# Written exercise
Copy each line that has the string "System" somewhere in it.
begin Data excerpts
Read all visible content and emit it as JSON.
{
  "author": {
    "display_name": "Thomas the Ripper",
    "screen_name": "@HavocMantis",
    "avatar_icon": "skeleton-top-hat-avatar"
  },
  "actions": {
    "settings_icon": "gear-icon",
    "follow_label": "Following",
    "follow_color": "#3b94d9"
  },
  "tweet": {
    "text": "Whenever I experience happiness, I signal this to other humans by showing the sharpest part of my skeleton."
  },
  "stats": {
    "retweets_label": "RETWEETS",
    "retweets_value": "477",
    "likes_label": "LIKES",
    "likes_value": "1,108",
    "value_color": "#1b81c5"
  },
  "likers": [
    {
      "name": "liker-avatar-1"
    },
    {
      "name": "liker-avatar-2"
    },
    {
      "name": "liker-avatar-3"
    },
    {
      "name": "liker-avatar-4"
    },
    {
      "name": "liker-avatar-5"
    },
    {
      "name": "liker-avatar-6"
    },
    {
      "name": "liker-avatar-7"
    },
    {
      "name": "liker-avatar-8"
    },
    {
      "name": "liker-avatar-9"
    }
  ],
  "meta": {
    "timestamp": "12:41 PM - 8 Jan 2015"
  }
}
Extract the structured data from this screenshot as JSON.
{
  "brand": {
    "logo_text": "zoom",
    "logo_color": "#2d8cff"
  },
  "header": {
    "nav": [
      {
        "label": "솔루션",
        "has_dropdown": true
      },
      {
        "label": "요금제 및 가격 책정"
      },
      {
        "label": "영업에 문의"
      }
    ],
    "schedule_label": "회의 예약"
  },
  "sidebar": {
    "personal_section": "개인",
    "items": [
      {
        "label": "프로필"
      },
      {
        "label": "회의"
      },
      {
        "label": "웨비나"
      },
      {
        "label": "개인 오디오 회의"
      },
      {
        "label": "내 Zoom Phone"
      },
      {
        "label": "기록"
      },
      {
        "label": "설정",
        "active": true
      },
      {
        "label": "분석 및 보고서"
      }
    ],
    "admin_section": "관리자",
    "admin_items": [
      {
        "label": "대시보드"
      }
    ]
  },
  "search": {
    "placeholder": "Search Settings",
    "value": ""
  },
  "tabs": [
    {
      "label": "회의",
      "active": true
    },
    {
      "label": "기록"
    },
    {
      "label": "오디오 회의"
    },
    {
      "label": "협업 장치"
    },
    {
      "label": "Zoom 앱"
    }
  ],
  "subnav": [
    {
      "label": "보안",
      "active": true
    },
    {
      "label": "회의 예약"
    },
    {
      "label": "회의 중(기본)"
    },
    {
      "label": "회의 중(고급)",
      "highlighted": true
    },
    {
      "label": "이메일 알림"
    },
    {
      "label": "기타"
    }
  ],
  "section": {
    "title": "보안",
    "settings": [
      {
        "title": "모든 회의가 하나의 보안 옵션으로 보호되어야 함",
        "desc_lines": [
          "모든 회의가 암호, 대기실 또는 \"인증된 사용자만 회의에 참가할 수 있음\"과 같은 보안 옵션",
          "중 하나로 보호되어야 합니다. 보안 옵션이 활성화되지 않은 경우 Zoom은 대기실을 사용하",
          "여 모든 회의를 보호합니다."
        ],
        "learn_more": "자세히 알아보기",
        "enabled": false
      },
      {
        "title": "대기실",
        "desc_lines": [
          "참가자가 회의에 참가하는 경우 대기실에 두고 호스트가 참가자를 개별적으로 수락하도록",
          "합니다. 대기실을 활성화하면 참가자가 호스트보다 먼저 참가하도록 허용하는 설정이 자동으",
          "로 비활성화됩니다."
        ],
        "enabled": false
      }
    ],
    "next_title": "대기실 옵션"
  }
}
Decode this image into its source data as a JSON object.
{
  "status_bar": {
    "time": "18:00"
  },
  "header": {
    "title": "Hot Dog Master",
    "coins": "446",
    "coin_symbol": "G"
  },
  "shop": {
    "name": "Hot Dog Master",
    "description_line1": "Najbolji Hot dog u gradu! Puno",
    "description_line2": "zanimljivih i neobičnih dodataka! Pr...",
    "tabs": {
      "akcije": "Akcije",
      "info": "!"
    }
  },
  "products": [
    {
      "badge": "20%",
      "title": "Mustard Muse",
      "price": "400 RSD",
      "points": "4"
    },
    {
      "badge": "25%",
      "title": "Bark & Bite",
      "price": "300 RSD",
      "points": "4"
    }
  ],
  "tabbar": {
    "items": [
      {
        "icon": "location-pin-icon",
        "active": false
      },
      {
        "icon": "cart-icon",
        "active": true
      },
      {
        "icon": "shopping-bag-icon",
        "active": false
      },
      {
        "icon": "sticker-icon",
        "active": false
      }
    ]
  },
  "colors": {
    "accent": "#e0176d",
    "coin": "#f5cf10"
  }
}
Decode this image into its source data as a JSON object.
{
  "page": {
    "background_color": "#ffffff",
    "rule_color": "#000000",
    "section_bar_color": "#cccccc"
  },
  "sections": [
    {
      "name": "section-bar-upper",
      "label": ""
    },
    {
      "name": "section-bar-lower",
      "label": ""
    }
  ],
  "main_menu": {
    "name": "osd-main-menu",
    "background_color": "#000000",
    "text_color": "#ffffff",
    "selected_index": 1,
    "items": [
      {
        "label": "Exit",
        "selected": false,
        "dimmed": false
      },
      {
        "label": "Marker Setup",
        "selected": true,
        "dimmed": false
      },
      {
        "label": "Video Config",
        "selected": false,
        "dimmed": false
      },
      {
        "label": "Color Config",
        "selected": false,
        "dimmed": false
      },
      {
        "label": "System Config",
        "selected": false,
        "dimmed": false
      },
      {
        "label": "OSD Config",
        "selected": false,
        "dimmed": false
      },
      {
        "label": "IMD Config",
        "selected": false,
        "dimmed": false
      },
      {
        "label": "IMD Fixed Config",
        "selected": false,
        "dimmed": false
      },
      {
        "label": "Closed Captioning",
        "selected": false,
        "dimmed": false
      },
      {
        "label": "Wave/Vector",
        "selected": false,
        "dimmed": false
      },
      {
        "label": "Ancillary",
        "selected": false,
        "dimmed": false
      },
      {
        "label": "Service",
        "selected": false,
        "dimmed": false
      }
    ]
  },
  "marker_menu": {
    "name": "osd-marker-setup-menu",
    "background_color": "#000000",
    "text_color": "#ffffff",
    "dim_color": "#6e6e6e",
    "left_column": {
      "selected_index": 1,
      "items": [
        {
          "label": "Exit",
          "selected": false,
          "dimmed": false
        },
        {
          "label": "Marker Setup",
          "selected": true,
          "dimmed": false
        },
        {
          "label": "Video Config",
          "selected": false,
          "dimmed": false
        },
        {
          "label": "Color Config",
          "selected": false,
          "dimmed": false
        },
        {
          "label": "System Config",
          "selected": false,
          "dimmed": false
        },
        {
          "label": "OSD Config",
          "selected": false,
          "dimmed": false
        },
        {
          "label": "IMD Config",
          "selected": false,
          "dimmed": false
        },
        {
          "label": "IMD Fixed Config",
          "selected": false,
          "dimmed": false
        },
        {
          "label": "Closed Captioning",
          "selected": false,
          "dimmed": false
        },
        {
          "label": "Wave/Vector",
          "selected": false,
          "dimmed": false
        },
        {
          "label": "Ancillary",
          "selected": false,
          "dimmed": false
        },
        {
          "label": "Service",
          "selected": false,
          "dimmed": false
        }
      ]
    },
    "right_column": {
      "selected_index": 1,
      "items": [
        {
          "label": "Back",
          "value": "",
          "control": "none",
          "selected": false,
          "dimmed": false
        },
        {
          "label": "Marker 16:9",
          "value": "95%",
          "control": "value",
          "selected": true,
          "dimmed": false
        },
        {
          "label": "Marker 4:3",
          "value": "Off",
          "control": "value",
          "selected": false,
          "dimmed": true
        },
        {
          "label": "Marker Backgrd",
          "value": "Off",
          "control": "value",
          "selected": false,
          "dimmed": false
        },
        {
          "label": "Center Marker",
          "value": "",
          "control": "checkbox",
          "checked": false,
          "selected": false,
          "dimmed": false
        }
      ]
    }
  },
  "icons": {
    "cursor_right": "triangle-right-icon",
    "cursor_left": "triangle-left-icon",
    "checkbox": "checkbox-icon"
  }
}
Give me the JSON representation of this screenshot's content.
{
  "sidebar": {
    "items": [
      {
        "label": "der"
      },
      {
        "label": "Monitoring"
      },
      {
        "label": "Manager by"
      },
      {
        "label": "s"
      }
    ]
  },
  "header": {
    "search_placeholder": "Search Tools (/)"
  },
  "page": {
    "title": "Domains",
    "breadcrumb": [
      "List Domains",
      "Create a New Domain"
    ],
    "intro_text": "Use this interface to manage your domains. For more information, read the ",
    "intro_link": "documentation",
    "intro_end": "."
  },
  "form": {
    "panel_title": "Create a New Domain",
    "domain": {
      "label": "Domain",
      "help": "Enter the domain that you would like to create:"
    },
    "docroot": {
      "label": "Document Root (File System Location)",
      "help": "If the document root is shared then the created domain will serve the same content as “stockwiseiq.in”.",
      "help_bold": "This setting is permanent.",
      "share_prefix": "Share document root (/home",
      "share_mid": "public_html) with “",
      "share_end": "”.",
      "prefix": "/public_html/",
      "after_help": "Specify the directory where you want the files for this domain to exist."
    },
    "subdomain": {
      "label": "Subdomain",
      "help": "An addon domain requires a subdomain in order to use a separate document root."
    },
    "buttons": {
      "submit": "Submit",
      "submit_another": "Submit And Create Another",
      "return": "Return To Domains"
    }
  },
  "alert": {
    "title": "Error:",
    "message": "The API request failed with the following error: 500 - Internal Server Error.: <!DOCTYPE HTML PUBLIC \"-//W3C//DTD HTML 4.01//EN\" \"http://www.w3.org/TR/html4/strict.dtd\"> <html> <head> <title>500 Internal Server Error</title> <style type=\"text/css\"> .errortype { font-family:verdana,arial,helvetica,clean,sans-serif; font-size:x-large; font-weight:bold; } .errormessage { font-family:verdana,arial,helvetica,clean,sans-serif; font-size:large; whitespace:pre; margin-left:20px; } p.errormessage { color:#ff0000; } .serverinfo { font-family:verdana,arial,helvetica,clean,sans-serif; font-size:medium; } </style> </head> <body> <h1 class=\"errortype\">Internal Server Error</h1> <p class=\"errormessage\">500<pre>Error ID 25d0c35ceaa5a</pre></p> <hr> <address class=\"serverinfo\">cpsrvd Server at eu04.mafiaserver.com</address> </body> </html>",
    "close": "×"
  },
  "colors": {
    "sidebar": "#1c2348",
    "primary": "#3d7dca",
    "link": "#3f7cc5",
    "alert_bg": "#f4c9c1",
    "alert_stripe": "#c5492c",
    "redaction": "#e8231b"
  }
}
end Data excerpts
# Response to this task
        "label": "System Config",
          "label": "System Config",
      "label": "Document Root (File System Location)",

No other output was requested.